- _Aim_:
Print out every line, exactly as written.

- _Records shown_:
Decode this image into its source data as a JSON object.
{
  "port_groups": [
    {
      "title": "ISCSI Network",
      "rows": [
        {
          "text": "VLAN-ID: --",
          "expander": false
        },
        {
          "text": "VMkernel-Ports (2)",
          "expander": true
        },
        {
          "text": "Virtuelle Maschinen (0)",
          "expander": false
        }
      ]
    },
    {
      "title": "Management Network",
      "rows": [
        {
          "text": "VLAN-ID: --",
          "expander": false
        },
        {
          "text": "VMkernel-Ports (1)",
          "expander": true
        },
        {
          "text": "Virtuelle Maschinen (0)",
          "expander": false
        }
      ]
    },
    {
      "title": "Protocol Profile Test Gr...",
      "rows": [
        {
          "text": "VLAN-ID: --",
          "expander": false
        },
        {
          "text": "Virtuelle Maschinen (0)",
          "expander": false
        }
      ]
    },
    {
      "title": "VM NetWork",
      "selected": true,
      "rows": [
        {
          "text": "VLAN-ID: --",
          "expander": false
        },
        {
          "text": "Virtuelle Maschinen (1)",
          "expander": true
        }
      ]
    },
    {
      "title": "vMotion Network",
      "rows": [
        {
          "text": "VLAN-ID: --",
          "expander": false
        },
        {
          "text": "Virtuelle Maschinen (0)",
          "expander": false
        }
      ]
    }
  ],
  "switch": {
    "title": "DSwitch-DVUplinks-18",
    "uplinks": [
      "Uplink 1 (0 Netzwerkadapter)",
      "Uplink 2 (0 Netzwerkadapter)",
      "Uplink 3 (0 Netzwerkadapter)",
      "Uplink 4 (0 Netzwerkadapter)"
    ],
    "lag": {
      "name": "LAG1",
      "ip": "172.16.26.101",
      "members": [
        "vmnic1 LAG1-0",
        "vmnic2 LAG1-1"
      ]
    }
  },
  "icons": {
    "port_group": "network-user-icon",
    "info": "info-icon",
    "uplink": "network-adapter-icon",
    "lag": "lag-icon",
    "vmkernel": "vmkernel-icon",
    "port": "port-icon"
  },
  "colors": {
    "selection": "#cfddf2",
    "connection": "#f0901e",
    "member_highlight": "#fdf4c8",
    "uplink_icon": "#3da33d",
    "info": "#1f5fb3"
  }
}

- _Exercise output_:
Decode this image into its source data as a JSON object.
{
  "port_groups": [
    {
      "title": "ISCSI Network",
      "rows": [
        {
          "text": "VLAN-ID: --",
          "expander": false
        },
        {
          "text": "VMkernel-Ports (2)",
          "expander": true
        },
        {
          "text": "Virtuelle Maschinen (0)",
          "expander": false
        }
      ]
    },
    {
      "title": "Management Network",
      "rows": [
        {
          "text": "VLAN-ID: --",
          "expander": false
        },
        {
          "text": "VMkernel-Ports (1)",
          "expander": true
        },
        {
          "text": "Virtuelle Maschinen (0)",
          "expander": false
        }
      ]
    },
    {
      "title": "Protocol Profile Test Gr...",
      "rows": [
        {
          "text": "VLAN-ID: --",
          "expander": false
        },
        {
          "text": "Virtuelle Maschinen (0)",
          "expander": false
        }
      ]
    },
    {
      "title": "VM NetWork",
      "selected": true,
      "rows": [
        {
          "text": "VLAN-ID: --",
          "expander": false
        },
        {
          "text": "Virtuelle Maschinen (1)",
          "expander": true
        }
      ]
    },
    {
      "title": "vMotion Network",
      "rows": [
        {
          "text": "VLAN-ID: --",
          "expander": false
        },
        {
          "text": "Virtuelle Maschinen (0)",
          "expander": false
        }
      ]
    }
  ],
  "switch": {
    "title": "DSwitch-DVUplinks-18",
    "uplinks": [
      "Uplink 1 (0 Netzwerkadapter)",
      "Uplink 2 (0 Netzwerkadapter)",
      "Uplink 3 (0 Netzwerkadapter)",
      "Uplink 4 (0 Netzwerkadapter)"
    ],
    "lag": {
      "name": "LAG1",
      "ip": "172.16.26.101",
      "members": [
        "vmnic1 LAG1-0",
        "vmnic2 LAG1-1"
      ]
    }
  },
  "icons": {
    "port_group": "network-user-icon",
    "info": "info-icon",
    "uplink": "network-adapter-icon",
    "lag": "lag-icon",
    "vmkernel": "vmkernel-icon",
    "port": "port-icon"
  },
  "colors": {
    "selection": "#cfddf2",
    "connection": "#f0901e",
    "member_highlight": "#fdf4c8",
    "uplink_icon": "#3da33d",
    "info": "#1f5fb3"
  }
}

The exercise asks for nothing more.